_REQUIRED WORK_
Transcribe the records below exactly as they appear, omitting any pictures.
:: SUPPLIED RECORDS
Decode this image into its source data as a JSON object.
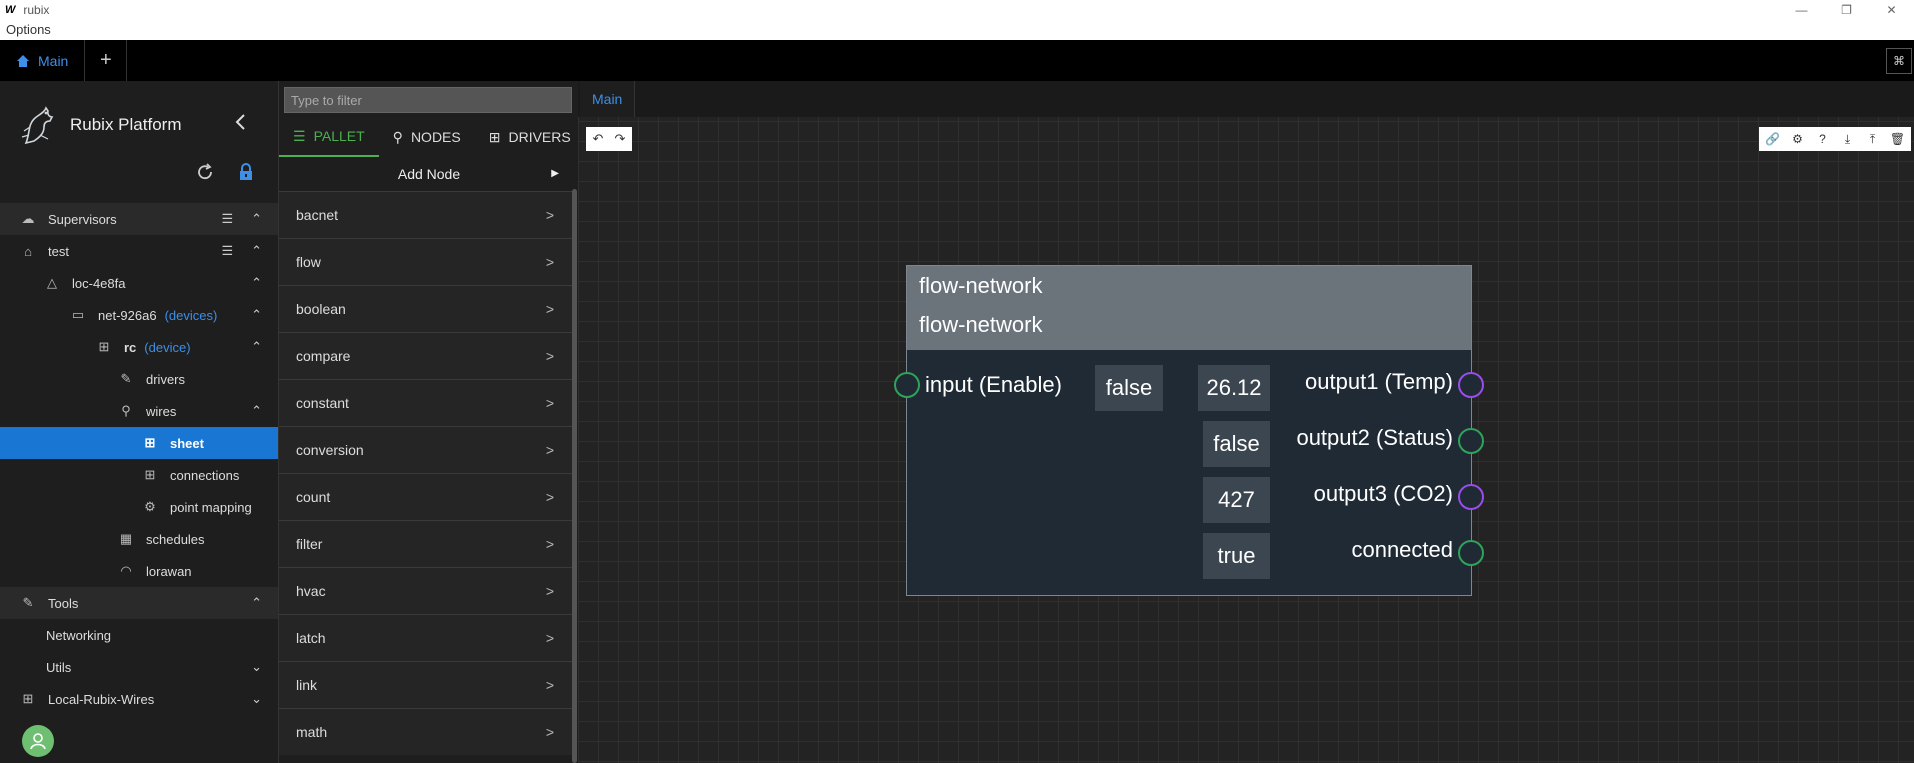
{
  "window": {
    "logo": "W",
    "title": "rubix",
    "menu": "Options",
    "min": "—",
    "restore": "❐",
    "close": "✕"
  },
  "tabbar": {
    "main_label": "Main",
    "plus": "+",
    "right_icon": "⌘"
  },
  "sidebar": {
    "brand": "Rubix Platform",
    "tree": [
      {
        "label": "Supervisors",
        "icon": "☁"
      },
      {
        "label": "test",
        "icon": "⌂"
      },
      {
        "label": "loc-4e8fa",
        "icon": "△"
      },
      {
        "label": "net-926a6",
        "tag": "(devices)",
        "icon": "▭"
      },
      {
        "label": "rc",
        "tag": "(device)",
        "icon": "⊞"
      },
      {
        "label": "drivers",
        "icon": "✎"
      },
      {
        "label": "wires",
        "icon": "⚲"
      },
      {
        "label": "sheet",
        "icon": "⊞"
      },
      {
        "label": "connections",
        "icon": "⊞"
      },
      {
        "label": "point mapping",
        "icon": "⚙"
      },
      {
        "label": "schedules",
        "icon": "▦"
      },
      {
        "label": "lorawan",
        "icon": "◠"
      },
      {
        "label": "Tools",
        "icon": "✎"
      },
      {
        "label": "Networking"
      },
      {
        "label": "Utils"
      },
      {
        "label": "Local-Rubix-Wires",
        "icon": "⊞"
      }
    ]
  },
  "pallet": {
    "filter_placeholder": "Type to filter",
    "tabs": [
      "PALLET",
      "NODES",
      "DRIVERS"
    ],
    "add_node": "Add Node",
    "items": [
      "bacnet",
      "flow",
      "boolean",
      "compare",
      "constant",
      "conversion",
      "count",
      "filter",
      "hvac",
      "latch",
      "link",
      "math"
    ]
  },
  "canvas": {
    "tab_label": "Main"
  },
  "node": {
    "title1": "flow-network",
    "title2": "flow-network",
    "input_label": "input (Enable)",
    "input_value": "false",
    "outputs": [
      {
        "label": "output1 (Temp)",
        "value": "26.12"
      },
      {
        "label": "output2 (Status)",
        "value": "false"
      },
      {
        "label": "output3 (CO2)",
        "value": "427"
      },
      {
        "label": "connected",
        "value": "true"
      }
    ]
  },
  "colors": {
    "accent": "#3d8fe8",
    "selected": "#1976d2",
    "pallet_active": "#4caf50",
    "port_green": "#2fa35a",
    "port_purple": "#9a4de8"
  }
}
::::
_OUTPUT OF THE EXERCISE_
Decode this image into its source data as a JSON object.
{
  "window": {
    "logo": "W",
    "title": "rubix",
    "menu": "Options",
    "min": "—",
    "restore": "❐",
    "close": "✕"
  },
  "tabbar": {
    "main_label": "Main",
    "plus": "+",
    "right_icon": "⌘"
  },
  "sidebar": {
    "brand": "Rubix Platform",
    "tree": [
      {
        "label": "Supervisors",
        "icon": "☁"
      },
      {
        "label": "test",
        "icon": "⌂"
      },
      {
        "label": "loc-4e8fa",
        "icon": "△"
      },
      {
        "label": "net-926a6",
        "tag": "(devices)",
        "icon": "▭"
      },
      {
        "label": "rc",
        "tag": "(device)",
        "icon": "⊞"
      },
      {
        "label": "drivers",
        "icon": "✎"
      },
      {
        "label": "wires",
        "icon": "⚲"
      },
      {
        "label": "sheet",
        "icon": "⊞"
      },
      {
        "label": "connections",
        "icon": "⊞"
      },
      {
        "label": "point mapping",
        "icon": "⚙"
      },
      {
        "label": "schedules",
        "icon": "▦"
      },
      {
        "label": "lorawan",
        "icon": "◠"
      },
      {
        "label": "Tools",
        "icon": "✎"
      },
      {
        "label": "Networking"
      },
      {
        "label": "Utils"
      },
      {
        "label": "Local-Rubix-Wires",
        "icon": "⊞"
      }
    ]
  },
  "pallet": {
    "filter_placeholder": "Type to filter",
    "tabs": [
      "PALLET",
      "NODES",
      "DRIVERS"
    ],
    "add_node": "Add Node",
    "items": [
      "bacnet",
      "flow",
      "boolean",
      "compare",
      "constant",
      "conversion",
      "count",
      "filter",
      "hvac",
      "latch",
      "link",
      "math"
    ]
  },
  "canvas": {
    "tab_label": "Main"
  },
  "node": {
    "title1": "flow-network",
    "title2": "flow-network",
    "input_label": "input (Enable)",
    "input_value": "false",
    "outputs": [
      {
        "label": "output1 (Temp)",
        "value": "26.12"
      },
      {
        "label": "output2 (Status)",
        "value": "false"
      },
      {
        "label": "output3 (CO2)",
        "value": "427"
      },
      {
        "label": "connected",
        "value": "true"
      }
    ]
  },
  "colors": {
    "accent": "#3d8fe8",
    "selected": "#1976d2",
    "pallet_active": "#4caf50",
    "port_green": "#2fa35a",
    "port_purple": "#9a4de8"
  }
}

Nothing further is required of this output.